What needs to be done -
Extract every line of the records below word for word, leaving out the pictures.

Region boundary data
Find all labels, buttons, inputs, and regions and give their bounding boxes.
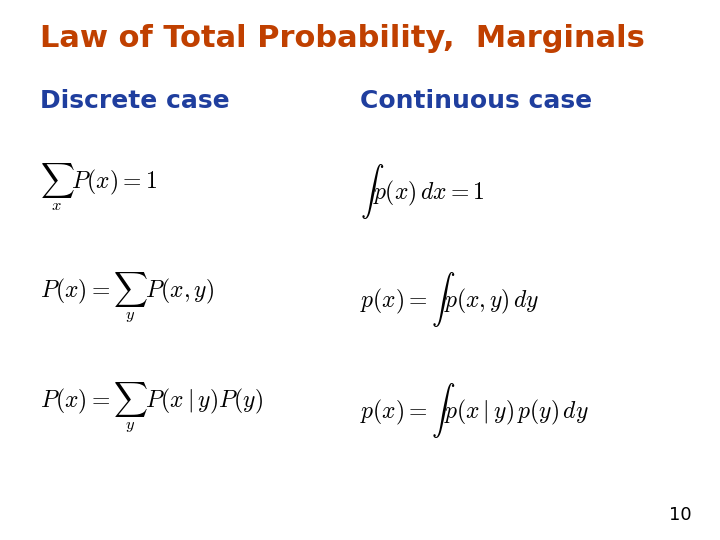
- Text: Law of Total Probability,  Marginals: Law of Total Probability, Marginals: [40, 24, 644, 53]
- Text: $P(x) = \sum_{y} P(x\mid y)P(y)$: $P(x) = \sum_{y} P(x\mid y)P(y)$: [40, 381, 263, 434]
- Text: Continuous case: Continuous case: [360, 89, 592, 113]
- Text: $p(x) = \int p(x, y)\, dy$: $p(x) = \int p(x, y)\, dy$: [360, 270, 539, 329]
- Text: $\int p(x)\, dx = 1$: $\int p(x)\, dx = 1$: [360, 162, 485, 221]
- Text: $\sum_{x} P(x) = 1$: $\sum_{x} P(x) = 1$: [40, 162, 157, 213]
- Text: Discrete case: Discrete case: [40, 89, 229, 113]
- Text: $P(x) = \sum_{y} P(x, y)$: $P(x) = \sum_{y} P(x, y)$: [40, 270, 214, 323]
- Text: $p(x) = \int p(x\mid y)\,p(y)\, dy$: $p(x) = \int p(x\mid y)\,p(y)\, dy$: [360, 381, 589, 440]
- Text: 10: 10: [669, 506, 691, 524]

The completed task -
Find all labels, buttons, inputs, and regions and give their bounding boxes.
- Text: Law of Total Probability,  Marginals: Law of Total Probability, Marginals: [40, 24, 644, 53]
- Text: $P(x) = \sum_{y} P(x\mid y)P(y)$: $P(x) = \sum_{y} P(x\mid y)P(y)$: [40, 381, 263, 434]
- Text: Continuous case: Continuous case: [360, 89, 592, 113]
- Text: $p(x) = \int p(x, y)\, dy$: $p(x) = \int p(x, y)\, dy$: [360, 270, 539, 329]
- Text: $\int p(x)\, dx = 1$: $\int p(x)\, dx = 1$: [360, 162, 485, 221]
- Text: $\sum_{x} P(x) = 1$: $\sum_{x} P(x) = 1$: [40, 162, 157, 213]
- Text: Discrete case: Discrete case: [40, 89, 229, 113]
- Text: $P(x) = \sum_{y} P(x, y)$: $P(x) = \sum_{y} P(x, y)$: [40, 270, 214, 323]
- Text: $p(x) = \int p(x\mid y)\,p(y)\, dy$: $p(x) = \int p(x\mid y)\,p(y)\, dy$: [360, 381, 589, 440]
- Text: 10: 10: [669, 506, 691, 524]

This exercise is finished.